_Arbeitsaufträge:_
1) Übertrage den folgenden Satz aus dem Textabschnitt ins Englische: „Mit der Eingliederung der DDR in den westdeutschen Staat im Oktober 1990 ist dieser Emanzipationsvorsprung Ost passé.“
2) Gib aus dem Textabschnitt die Stelle wortgetreu aus, die mit „Der Alltag vieler“ beginnt und bis einschließlich „prägten diese Zeit.“ reicht.
3) Beantworte diese Fragen zum Textabschnitt:
(a) Um wie viel Uhr beginnt die Podiumsdiskussion?
(b) Welcher Ort ist beim Manifest für eine autonome Frauenbewegung angegeben?
(c) In welchem Monat und Jahr wurde die DDR in den westdeutschen Staat eingegliedert?

_Textabschnitt:_
··········
Feminismus von Ost: Podiumsgespräch über verlorengegangene Errungenschaften und die Verschiedenheit feministischer Perspektiven in Ost und West.

Podiumsdiskussion
So. 27. Okt. 2019

Darmstadt

19:00 Uhr
zucker - Veranstaltungsraum, Liebfrauenstraße 66

Feminismus von Ost: Podiumsgespräch über verlorengegangene Errungenschaften und die Verschiedenheit feministischer Perspektiven in Ost und West.
27.10.2019 – 19 Uhr  Zucker (Liebfrauenstraße 66, Darmstadt)


„Die Frauen haben kein Vaterland zu verlieren, sondern eine Welt zu gewinnen. Wir sollten gerade jetzt die Chance ergreifen, in einem erneuerten Sozialismus die Vielfalt unserer Lebensformen, unserer individuelle Verschiedenartigkeit, unsere Bedürfnisse und Ansprüche zur Geltung bringen.“
(Auszüge aus dem Manifest für eine autonome Frauenbewegung. “, 03.12.1989, Ost-Berlin. In: Frauen in die Offensive: Texte und Arbeitspapiere. Berlin, 1990)


Der Alltag vieler Frauen in der DDR waren durch ein hohes Maß Unabhängigkeit geprägt. Errungenschaften der feministischen Bewegung, wie eine Frauenerwerbsarbeit bei gleichem Lohn, die Legalität von Schwangerschaftsabbrüchen, ein liberales Scheidungsrecht oder eine Anrecht auf Kinderbetreuung waren – bei gleichzeitig patriarchalen Staatswesen – gelebte Realität.
Mit der Eingliederung der DDR in den westdeutschen Staat im Oktober 1990 ist dieser Emanzipationsvorsprung Ost passé. Die Entwicklungen in der Nachwendezeit stellten das gesamte Werte- und Wirtschaftssystem auf dem Kopf: Massen- und v.a. weibliche Arbeitslosigkeit, eingebrochene Geburtenraten und gesetzliche Rückschritte prägten diese Zeit.
Dabei wurde der gesellschaftliche Aufbruch im Herbst 1989 in der DDR von einer starken unabhängigen Frauenbewegung getragen, die die weitere Emanzipation von Frauen als ein gesamtgesellschaftliches Projekt einer offenen, ökologische, nicht-totalitäre sozialistischen Gesellschaft verstand.
··········
_Gesammeltes Material:_
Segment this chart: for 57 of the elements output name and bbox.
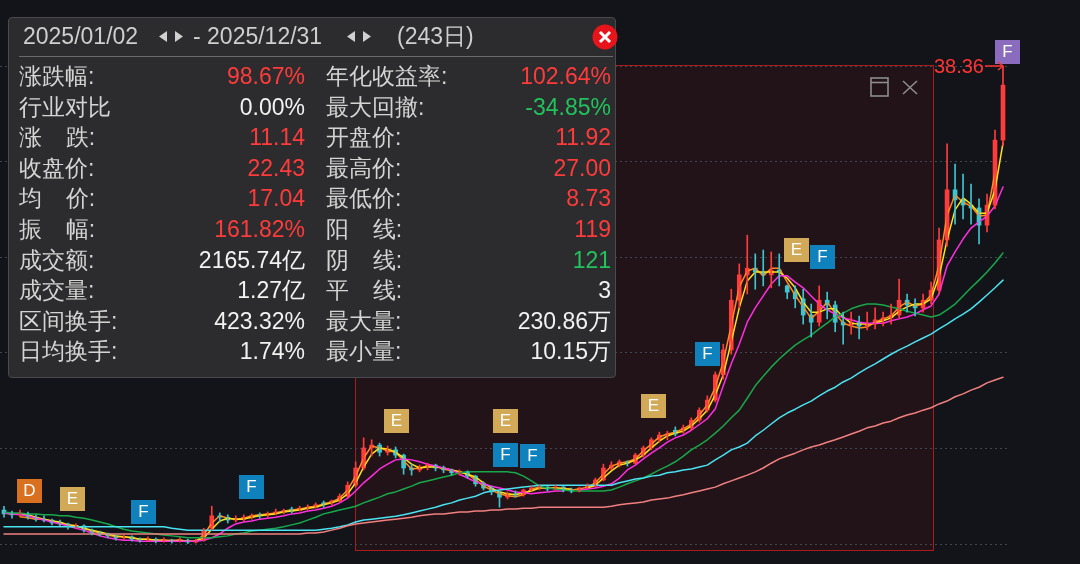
··········
_Antworten:_
1) With the incorporation of the GDR into the West German state in October 1990, this Eastern lead in emancipation is a thing of the past.

2)
Der Alltag vieler Frauen in der DDR waren durch ein hohes Maß Unabhängigkeit geprägt. Errungenschaften der feministischen Bewegung, wie eine Frauenerwerbsarbeit bei gleichem Lohn, die Legalität von Schwangerschaftsabbrüchen, ein liberales Scheidungsrecht oder eine Anrecht auf Kinderbetreuung waren – bei gleichzeitig patriarchalen Staatswesen – gelebte Realität.
Mit der Eingliederung der DDR in den westdeutschen Staat im Oktober 1990 ist dieser Emanzipationsvorsprung Ost passé. Die Entwicklungen in der Nachwendezeit stellten das gesamte Werte- und Wirtschaftssystem auf dem Kopf: Massen- und v.a. weibliche Arbeitslosigkeit, eingebrochene Geburtenraten und gesetzliche Rückschritte prägten diese Zeit.

3)
(a) Um 19 Uhr.
(b) Ost-Berlin.
(c) Im Oktober 1990.